TASK TO COMPLETE
Single out each line with the word "Cenoura" and copy it.

DATA PROVIDED

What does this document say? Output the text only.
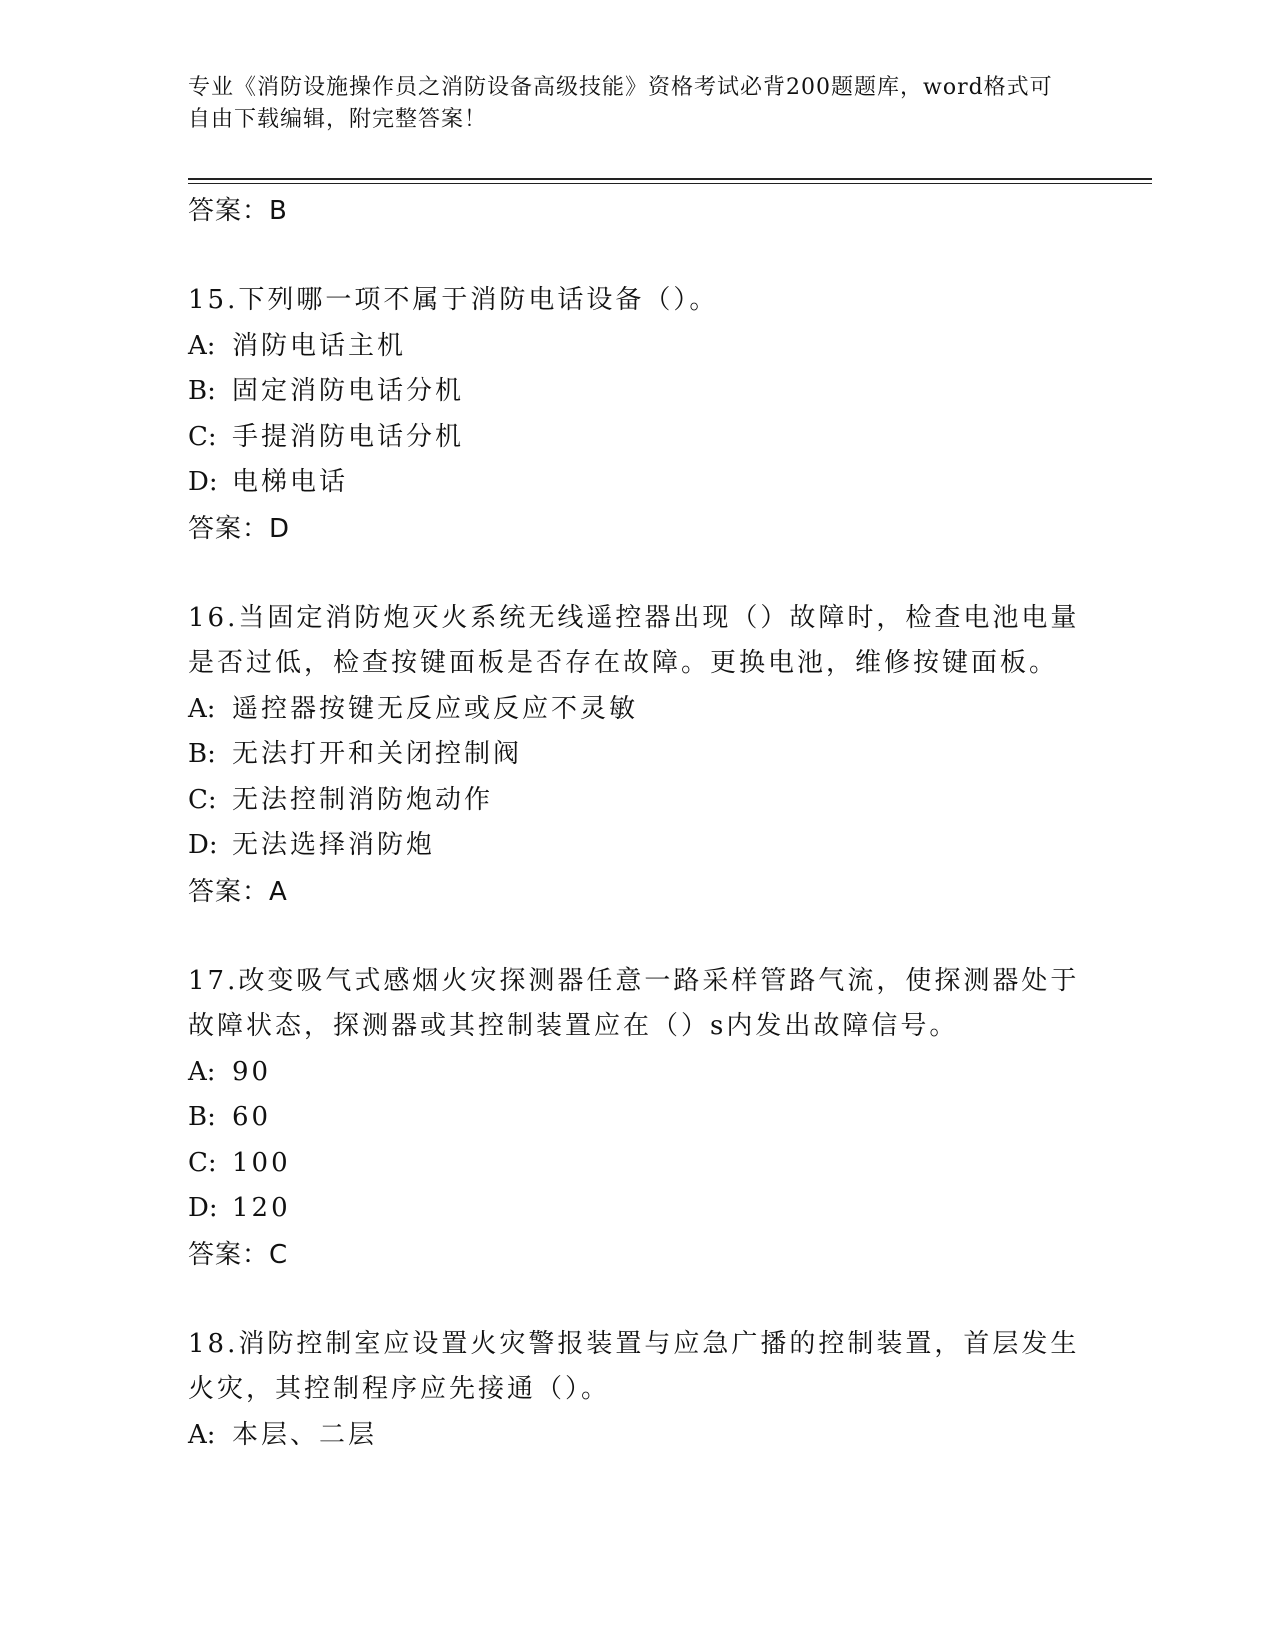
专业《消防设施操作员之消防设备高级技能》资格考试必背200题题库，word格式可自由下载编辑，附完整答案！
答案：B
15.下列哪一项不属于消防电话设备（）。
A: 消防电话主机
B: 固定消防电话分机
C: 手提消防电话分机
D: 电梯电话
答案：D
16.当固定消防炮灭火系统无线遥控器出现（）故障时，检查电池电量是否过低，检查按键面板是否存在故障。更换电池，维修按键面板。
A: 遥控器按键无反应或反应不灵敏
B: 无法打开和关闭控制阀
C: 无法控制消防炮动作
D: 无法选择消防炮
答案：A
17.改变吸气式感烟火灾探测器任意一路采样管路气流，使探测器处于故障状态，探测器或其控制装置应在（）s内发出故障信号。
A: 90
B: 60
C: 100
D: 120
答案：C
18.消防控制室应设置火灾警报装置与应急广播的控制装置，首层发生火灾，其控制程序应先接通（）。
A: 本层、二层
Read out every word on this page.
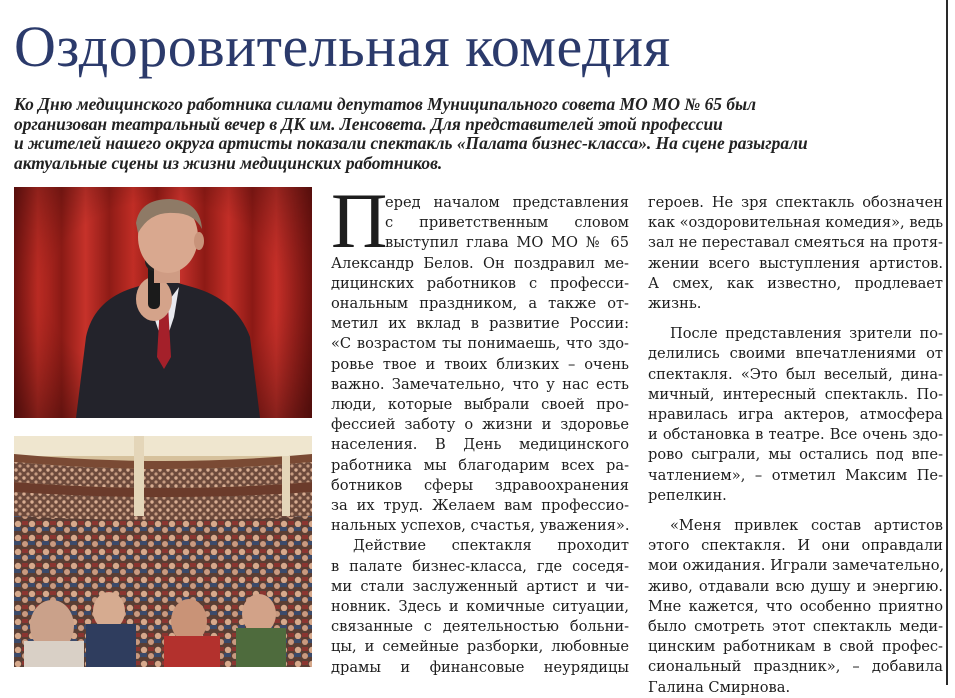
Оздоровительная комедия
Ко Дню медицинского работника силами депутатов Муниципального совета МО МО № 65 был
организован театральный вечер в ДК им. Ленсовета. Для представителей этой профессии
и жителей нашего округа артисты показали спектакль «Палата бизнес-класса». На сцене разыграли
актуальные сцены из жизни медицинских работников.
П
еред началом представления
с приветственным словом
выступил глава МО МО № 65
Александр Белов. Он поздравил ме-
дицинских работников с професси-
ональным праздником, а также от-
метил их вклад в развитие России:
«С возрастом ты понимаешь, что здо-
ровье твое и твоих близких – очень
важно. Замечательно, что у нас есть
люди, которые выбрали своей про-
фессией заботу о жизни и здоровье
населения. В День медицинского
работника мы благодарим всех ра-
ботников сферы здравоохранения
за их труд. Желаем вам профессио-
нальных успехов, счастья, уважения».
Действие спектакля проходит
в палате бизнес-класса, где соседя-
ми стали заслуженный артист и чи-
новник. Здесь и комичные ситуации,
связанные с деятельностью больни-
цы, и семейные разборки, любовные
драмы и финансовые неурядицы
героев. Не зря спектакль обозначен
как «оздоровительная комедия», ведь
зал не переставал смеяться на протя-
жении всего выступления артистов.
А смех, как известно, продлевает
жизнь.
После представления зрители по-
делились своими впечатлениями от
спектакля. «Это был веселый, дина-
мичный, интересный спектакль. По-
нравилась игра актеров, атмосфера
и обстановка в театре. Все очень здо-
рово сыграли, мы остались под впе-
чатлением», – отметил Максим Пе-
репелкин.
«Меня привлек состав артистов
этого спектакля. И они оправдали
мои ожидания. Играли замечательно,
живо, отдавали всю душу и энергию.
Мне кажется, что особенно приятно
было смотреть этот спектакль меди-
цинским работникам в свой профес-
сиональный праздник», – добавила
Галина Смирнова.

--

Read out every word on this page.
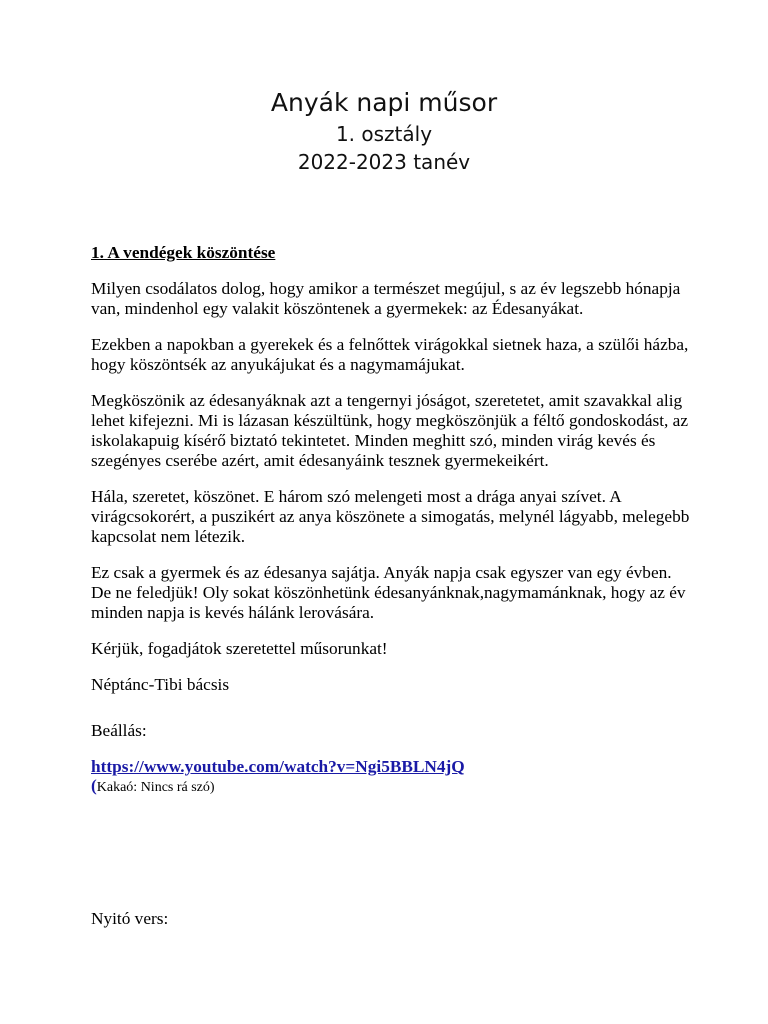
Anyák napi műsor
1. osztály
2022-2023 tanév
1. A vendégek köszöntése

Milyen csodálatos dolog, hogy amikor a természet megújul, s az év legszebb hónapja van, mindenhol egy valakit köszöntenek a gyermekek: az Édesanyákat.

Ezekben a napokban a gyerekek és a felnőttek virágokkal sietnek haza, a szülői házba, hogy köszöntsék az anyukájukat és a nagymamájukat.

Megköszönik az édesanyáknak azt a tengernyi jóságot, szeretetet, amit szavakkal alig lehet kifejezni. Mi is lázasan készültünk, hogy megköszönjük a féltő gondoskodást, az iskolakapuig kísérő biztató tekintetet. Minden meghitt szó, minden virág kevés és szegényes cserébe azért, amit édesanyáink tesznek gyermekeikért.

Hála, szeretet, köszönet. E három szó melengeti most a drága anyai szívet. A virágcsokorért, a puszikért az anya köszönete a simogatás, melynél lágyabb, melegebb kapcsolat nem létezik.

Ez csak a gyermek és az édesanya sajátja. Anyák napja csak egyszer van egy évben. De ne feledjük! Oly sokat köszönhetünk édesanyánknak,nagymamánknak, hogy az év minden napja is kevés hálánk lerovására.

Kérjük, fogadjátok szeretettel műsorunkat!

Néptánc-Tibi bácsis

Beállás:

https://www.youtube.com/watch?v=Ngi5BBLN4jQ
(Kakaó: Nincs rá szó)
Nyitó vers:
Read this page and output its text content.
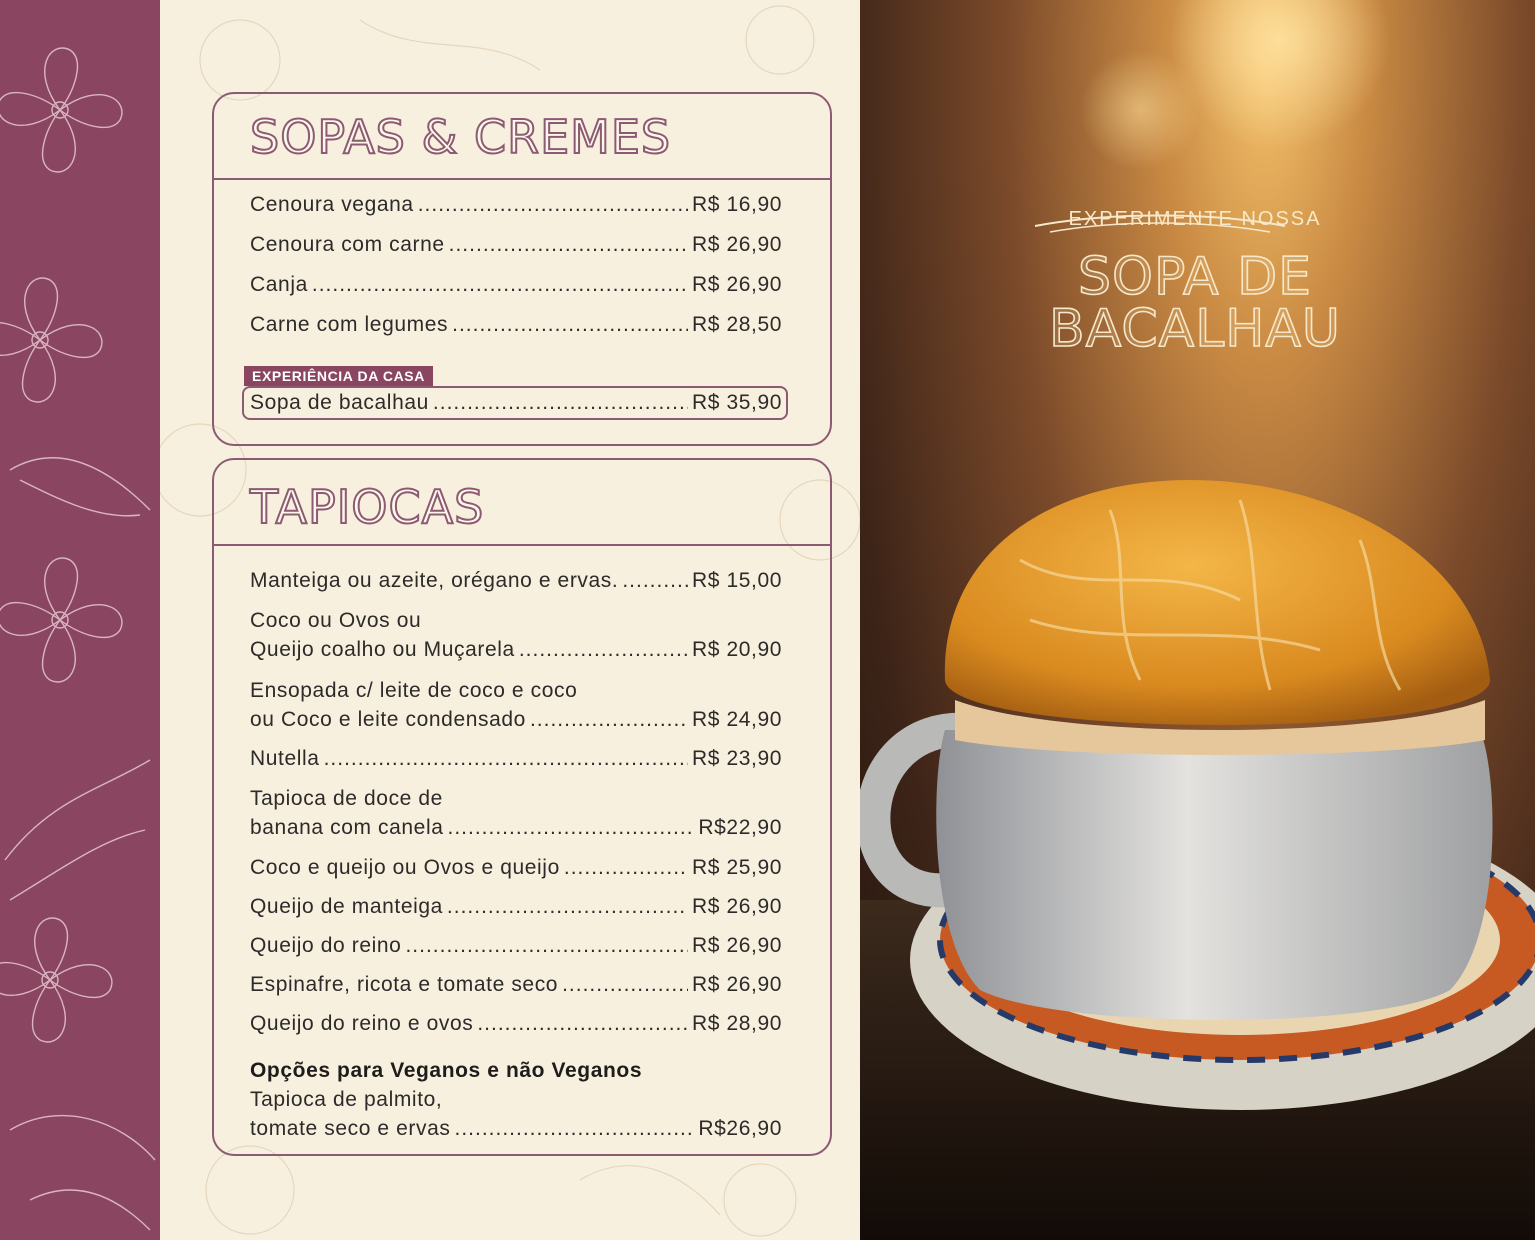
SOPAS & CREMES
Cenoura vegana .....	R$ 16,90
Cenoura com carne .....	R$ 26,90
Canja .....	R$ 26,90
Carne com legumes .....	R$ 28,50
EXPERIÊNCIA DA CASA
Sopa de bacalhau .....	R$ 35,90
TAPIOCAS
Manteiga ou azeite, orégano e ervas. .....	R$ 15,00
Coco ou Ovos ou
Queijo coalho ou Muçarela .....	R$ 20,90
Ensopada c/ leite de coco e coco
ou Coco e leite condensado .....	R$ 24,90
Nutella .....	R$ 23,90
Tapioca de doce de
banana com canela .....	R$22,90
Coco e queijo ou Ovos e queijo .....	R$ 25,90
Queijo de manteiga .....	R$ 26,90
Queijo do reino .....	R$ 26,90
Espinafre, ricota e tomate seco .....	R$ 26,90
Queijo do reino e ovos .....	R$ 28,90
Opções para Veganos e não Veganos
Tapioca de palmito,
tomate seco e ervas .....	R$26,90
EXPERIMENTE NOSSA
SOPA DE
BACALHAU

TASK OUTPUT
Cenoura vegana .....	R$ 16,90
Cenoura com carne .....	R$ 26,90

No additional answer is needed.